** WORK REQUIRED **
Give the records back in full, exactly as they read.

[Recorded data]

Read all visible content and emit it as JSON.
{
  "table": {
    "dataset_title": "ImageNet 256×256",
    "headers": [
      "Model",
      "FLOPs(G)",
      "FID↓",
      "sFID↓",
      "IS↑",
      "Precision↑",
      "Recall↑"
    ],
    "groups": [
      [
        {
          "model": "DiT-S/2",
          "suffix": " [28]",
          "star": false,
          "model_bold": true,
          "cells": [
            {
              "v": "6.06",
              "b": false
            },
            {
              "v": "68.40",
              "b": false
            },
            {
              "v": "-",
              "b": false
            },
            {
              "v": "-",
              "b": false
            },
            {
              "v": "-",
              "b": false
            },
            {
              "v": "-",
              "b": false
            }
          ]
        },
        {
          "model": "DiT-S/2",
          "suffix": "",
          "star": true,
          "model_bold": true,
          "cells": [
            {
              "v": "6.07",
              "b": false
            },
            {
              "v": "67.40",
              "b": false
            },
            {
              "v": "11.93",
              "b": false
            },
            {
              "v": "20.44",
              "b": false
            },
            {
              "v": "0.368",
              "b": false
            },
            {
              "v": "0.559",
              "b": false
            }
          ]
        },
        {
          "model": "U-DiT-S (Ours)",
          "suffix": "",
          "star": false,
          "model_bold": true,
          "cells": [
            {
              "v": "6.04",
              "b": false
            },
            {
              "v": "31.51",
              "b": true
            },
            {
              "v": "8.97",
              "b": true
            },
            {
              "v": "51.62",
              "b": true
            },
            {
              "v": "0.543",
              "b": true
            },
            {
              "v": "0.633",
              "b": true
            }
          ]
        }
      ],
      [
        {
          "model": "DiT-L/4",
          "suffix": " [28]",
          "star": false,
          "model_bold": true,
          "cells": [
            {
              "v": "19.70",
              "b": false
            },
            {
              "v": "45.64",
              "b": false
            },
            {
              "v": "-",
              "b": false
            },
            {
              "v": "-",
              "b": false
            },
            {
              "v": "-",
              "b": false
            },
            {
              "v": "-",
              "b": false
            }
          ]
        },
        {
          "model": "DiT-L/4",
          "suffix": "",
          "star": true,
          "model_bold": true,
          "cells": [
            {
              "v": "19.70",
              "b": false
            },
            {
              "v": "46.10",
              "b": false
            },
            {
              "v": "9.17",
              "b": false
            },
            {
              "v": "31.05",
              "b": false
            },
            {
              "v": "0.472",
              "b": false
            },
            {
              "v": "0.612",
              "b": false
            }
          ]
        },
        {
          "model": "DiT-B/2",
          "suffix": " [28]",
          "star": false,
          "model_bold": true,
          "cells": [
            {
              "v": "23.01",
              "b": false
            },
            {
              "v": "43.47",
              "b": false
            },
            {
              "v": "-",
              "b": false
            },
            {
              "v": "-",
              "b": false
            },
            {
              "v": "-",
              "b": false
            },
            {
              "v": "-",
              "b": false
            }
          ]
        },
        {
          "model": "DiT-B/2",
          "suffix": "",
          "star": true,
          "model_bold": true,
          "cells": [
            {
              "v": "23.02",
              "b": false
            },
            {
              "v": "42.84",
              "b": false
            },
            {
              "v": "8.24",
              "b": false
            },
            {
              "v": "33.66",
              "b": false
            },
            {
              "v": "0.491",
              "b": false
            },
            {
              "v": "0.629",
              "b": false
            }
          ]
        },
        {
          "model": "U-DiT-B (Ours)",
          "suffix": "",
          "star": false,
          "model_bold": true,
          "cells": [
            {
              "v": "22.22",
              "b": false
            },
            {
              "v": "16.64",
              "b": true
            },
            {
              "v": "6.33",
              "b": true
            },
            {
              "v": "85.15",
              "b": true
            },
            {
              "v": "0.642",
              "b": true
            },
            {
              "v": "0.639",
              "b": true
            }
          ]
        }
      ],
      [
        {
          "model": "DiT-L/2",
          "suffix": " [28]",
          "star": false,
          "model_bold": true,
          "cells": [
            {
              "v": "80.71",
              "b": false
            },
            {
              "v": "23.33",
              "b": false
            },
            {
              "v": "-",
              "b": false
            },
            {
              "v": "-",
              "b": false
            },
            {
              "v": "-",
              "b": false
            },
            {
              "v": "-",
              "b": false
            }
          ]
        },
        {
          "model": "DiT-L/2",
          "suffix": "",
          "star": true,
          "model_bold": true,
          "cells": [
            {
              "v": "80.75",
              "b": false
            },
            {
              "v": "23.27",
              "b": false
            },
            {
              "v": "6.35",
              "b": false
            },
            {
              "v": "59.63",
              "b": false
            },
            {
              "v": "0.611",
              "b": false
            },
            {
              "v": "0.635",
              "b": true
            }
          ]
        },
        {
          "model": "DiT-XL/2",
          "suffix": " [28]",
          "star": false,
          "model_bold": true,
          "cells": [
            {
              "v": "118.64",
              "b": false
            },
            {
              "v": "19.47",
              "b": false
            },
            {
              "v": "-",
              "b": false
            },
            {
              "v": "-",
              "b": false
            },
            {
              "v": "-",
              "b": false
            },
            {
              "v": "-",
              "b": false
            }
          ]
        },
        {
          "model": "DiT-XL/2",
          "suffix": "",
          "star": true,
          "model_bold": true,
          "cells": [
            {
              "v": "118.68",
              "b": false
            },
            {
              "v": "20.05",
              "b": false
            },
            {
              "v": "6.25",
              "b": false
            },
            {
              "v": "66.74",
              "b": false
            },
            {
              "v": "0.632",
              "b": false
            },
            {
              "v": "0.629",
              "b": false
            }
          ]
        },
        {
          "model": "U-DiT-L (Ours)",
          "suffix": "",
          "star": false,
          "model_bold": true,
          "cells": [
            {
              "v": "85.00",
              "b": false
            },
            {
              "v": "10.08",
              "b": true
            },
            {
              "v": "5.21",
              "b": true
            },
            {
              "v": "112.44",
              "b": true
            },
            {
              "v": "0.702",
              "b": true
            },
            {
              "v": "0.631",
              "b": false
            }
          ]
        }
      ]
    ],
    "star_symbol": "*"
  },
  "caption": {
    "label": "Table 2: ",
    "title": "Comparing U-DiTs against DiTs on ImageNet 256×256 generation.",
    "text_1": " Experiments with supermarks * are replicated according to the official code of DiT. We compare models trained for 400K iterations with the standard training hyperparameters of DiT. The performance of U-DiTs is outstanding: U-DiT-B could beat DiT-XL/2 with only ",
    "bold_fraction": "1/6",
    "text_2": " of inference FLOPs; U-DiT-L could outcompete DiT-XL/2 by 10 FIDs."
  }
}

** WRITTEN RESPONSE **
Read all visible content and emit it as JSON.
{
  "table": {
    "dataset_title": "ImageNet 256×256",
    "headers": [
      "Model",
      "FLOPs(G)",
      "FID↓",
      "sFID↓",
      "IS↑",
      "Precision↑",
      "Recall↑"
    ],
    "groups": [
      [
        {
          "model": "DiT-S/2",
          "suffix": " [28]",
          "star": false,
          "model_bold": true,
          "cells": [
            {
              "v": "6.06",
              "b": false
            },
            {
              "v": "68.40",
              "b": false
            },
            {
              "v": "-",
              "b": false
            },
            {
              "v": "-",
              "b": false
            },
            {
              "v": "-",
              "b": false
            },
            {
              "v": "-",
              "b": false
            }
          ]
        },
        {
          "model": "DiT-S/2",
          "suffix": "",
          "star": true,
          "model_bold": true,
          "cells": [
            {
              "v": "6.07",
              "b": false
            },
            {
              "v": "67.40",
              "b": false
            },
            {
              "v": "11.93",
              "b": false
            },
            {
              "v": "20.44",
              "b": false
            },
            {
              "v": "0.368",
              "b": false
            },
            {
              "v": "0.559",
              "b": false
            }
          ]
        },
        {
          "model": "U-DiT-S (Ours)",
          "suffix": "",
          "star": false,
          "model_bold": true,
          "cells": [
            {
              "v": "6.04",
              "b": false
            },
            {
              "v": "31.51",
              "b": true
            },
            {
              "v": "8.97",
              "b": true
            },
            {
              "v": "51.62",
              "b": true
            },
            {
              "v": "0.543",
              "b": true
            },
            {
              "v": "0.633",
              "b": true
            }
          ]
        }
      ],
      [
        {
          "model": "DiT-L/4",
          "suffix": " [28]",
          "star": false,
          "model_bold": true,
          "cells": [
            {
              "v": "19.70",
              "b": false
            },
            {
              "v": "45.64",
              "b": false
            },
            {
              "v": "-",
              "b": false
            },
            {
              "v": "-",
              "b": false
            },
            {
              "v": "-",
              "b": false
            },
            {
              "v": "-",
              "b": false
            }
          ]
        },
        {
          "model": "DiT-L/4",
          "suffix": "",
          "star": true,
          "model_bold": true,
          "cells": [
            {
              "v": "19.70",
              "b": false
            },
            {
              "v": "46.10",
              "b": false
            },
            {
              "v": "9.17",
              "b": false
            },
            {
              "v": "31.05",
              "b": false
            },
            {
              "v": "0.472",
              "b": false
            },
            {
              "v": "0.612",
              "b": false
            }
          ]
        },
        {
          "model": "DiT-B/2",
          "suffix": " [28]",
          "star": false,
          "model_bold": true,
          "cells": [
            {
              "v": "23.01",
              "b": false
            },
            {
              "v": "43.47",
              "b": false
            },
            {
              "v": "-",
              "b": false
            },
            {
              "v": "-",
              "b": false
            },
            {
              "v": "-",
              "b": false
            },
            {
              "v": "-",
              "b": false
            }
          ]
        },
        {
          "model": "DiT-B/2",
          "suffix": "",
          "star": true,
          "model_bold": true,
          "cells": [
            {
              "v": "23.02",
              "b": false
            },
            {
              "v": "42.84",
              "b": false
            },
            {
              "v": "8.24",
              "b": false
            },
            {
              "v": "33.66",
              "b": false
            },
            {
              "v": "0.491",
              "b": false
            },
            {
              "v": "0.629",
              "b": false
            }
          ]
        },
        {
          "model": "U-DiT-B (Ours)",
          "suffix": "",
          "star": false,
          "model_bold": true,
          "cells": [
            {
              "v": "22.22",
              "b": false
            },
            {
              "v": "16.64",
              "b": true
            },
            {
              "v": "6.33",
              "b": true
            },
            {
              "v": "85.15",
              "b": true
            },
            {
              "v": "0.642",
              "b": true
            },
            {
              "v": "0.639",
              "b": true
            }
          ]
        }
      ],
      [
        {
          "model": "DiT-L/2",
          "suffix": " [28]",
          "star": false,
          "model_bold": true,
          "cells": [
            {
              "v": "80.71",
              "b": false
            },
            {
              "v": "23.33",
              "b": false
            },
            {
              "v": "-",
              "b": false
            },
            {
              "v": "-",
              "b": false
            },
            {
              "v": "-",
              "b": false
            },
            {
              "v": "-",
              "b": false
            }
          ]
        },
        {
          "model": "DiT-L/2",
          "suffix": "",
          "star": true,
          "model_bold": true,
          "cells": [
            {
              "v": "80.75",
              "b": false
            },
            {
              "v": "23.27",
              "b": false
            },
            {
              "v": "6.35",
              "b": false
            },
            {
              "v": "59.63",
              "b": false
            },
            {
              "v": "0.611",
              "b": false
            },
            {
              "v": "0.635",
              "b": true
            }
          ]
        },
        {
          "model": "DiT-XL/2",
          "suffix": " [28]",
          "star": false,
          "model_bold": true,
          "cells": [
            {
              "v": "118.64",
              "b": false
            },
            {
              "v": "19.47",
              "b": false
            },
            {
              "v": "-",
              "b": false
            },
            {
              "v": "-",
              "b": false
            },
            {
              "v": "-",
              "b": false
            },
            {
              "v": "-",
              "b": false
            }
          ]
        },
        {
          "model": "DiT-XL/2",
          "suffix": "",
          "star": true,
          "model_bold": true,
          "cells": [
            {
              "v": "118.68",
              "b": false
            },
            {
              "v": "20.05",
              "b": false
            },
            {
              "v": "6.25",
              "b": false
            },
            {
              "v": "66.74",
              "b": false
            },
            {
              "v": "0.632",
              "b": false
            },
            {
              "v": "0.629",
              "b": false
            }
          ]
        },
        {
          "model": "U-DiT-L (Ours)",
          "suffix": "",
          "star": false,
          "model_bold": true,
          "cells": [
            {
              "v": "85.00",
              "b": false
            },
            {
              "v": "10.08",
              "b": true
            },
            {
              "v": "5.21",
              "b": true
            },
            {
              "v": "112.44",
              "b": true
            },
            {
              "v": "0.702",
              "b": true
            },
            {
              "v": "0.631",
              "b": false
            }
          ]
        }
      ]
    ],
    "star_symbol": "*"
  },
  "caption": {
    "label": "Table 2: ",
    "title": "Comparing U-DiTs against DiTs on ImageNet 256×256 generation.",
    "text_1": " Experiments with supermarks * are replicated according to the official code of DiT. We compare models trained for 400K iterations with the standard training hyperparameters of DiT. The performance of U-DiTs is outstanding: U-DiT-B could beat DiT-XL/2 with only ",
    "bold_fraction": "1/6",
    "text_2": " of inference FLOPs; U-DiT-L could outcompete DiT-XL/2 by 10 FIDs."
  }
}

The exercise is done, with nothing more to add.